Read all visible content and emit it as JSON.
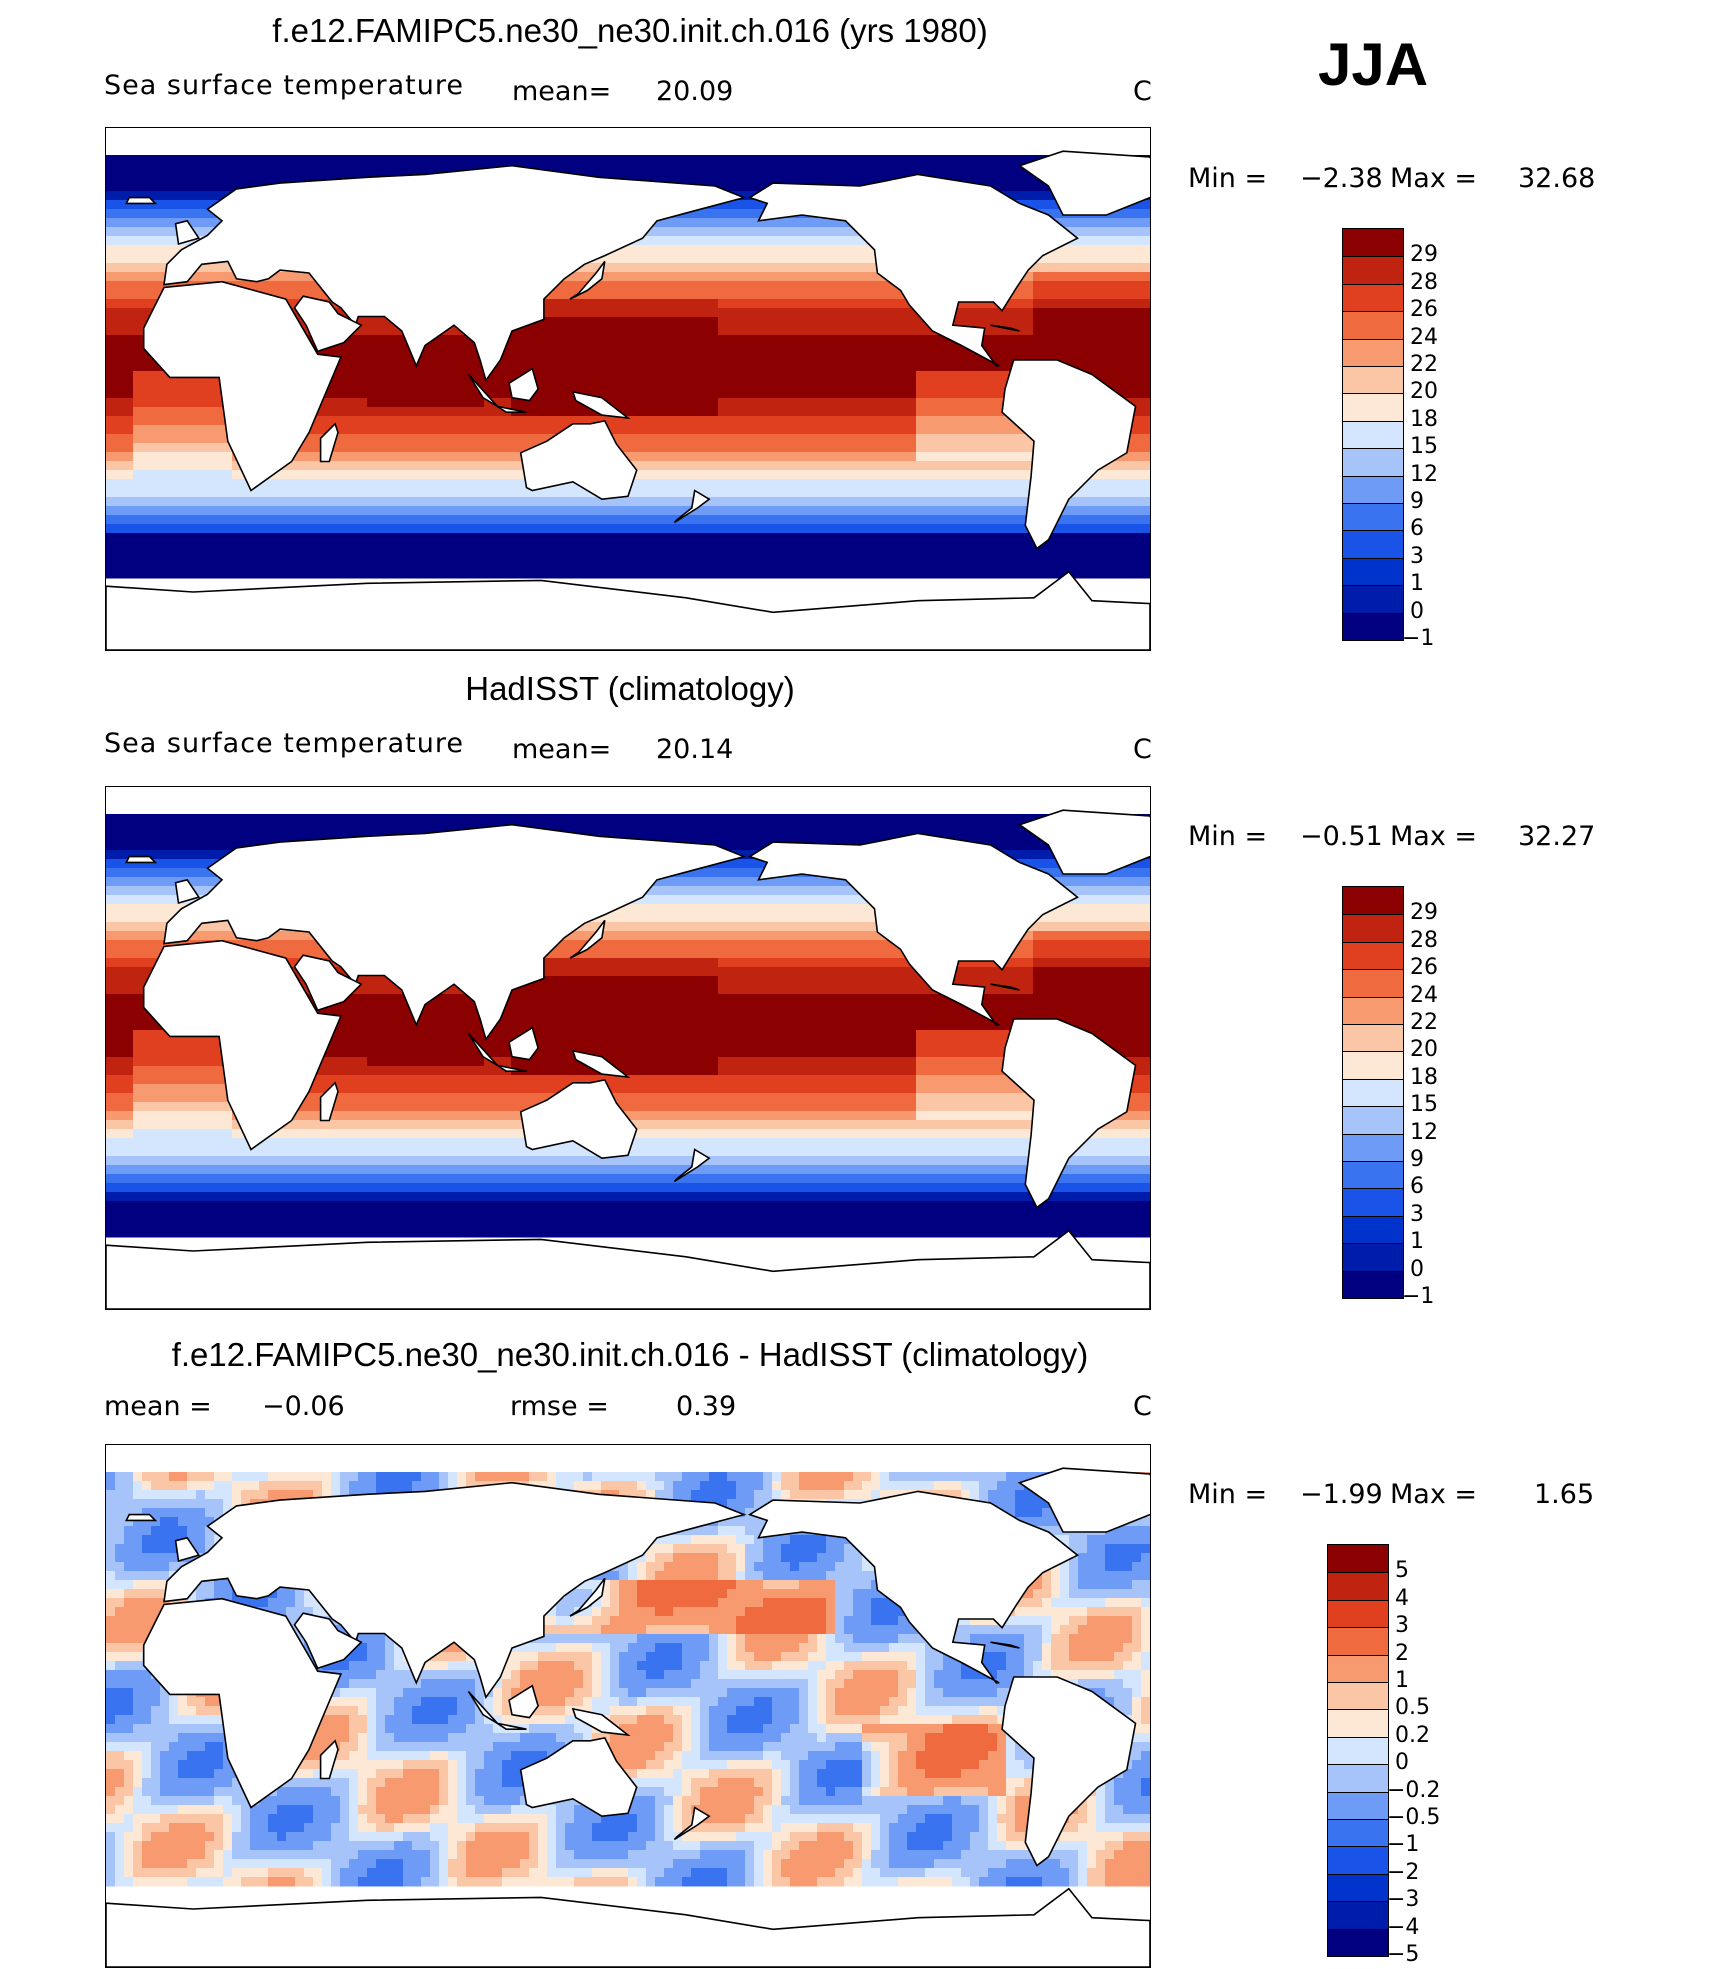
{
  "season": "JJA",
  "colors": {
    "sst": [
      "#000080",
      "#001caa",
      "#0033cc",
      "#1a53e8",
      "#3973f0",
      "#6e9bf5",
      "#a6c4fa",
      "#d4e6fd",
      "#fde8d6",
      "#fbc6a6",
      "#f79a70",
      "#f06a40",
      "#e0401f",
      "#c02410",
      "#8b0000"
    ],
    "diff": [
      "#000080",
      "#001caa",
      "#0033cc",
      "#1a53e8",
      "#3973f0",
      "#6e9bf5",
      "#a6c4fa",
      "#d4e6fd",
      "#fde8d6",
      "#fbc6a6",
      "#f79a70",
      "#f06a40",
      "#e0401f",
      "#c02410",
      "#8b0000"
    ]
  },
  "panels": [
    {
      "title": "f.e12.FAMIPC5.ne30_ne30.init.ch.016 (yrs 1980)",
      "left_label": "Sea surface temperature",
      "mean_label": "mean=",
      "mean_value": "20.09",
      "rmse_label": "",
      "rmse_value": "",
      "units": "C",
      "min_label": "Min =",
      "min_value": "−2.38",
      "max_label": "Max =",
      "max_value": "32.68",
      "scale": "sst",
      "levels": [
        "29",
        "28",
        "26",
        "24",
        "22",
        "20",
        "18",
        "15",
        "12",
        "9",
        "6",
        "3",
        "1",
        "0",
        "−1"
      ]
    },
    {
      "title": "HadISST (climatology)",
      "left_label": "Sea surface temperature",
      "mean_label": "mean=",
      "mean_value": "20.14",
      "rmse_label": "",
      "rmse_value": "",
      "units": "C",
      "min_label": "Min =",
      "min_value": "−0.51",
      "max_label": "Max =",
      "max_value": "32.27",
      "scale": "sst",
      "levels": [
        "29",
        "28",
        "26",
        "24",
        "22",
        "20",
        "18",
        "15",
        "12",
        "9",
        "6",
        "3",
        "1",
        "0",
        "−1"
      ]
    },
    {
      "title": "f.e12.FAMIPC5.ne30_ne30.init.ch.016 - HadISST (climatology)",
      "left_label": "",
      "mean_label": "mean =",
      "mean_value": "−0.06",
      "rmse_label": "rmse =",
      "rmse_value": "0.39",
      "units": "C",
      "min_label": "Min =",
      "min_value": "−1.99",
      "max_label": "Max =",
      "max_value": "1.65",
      "scale": "diff",
      "levels": [
        "5",
        "4",
        "3",
        "2",
        "1",
        "0.5",
        "0.2",
        "0",
        "−0.2",
        "−0.5",
        "−1",
        "−2",
        "−3",
        "−4",
        "−5"
      ]
    }
  ]
}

#### [Goal]
From the data above, copy each line that has the string "climatology".

#### [Answer to the problem]
      "title": "HadISST (climatology)",
      "title": "f.e12.FAMIPC5.ne30_ne30.init.ch.016 - HadISST (climatology)",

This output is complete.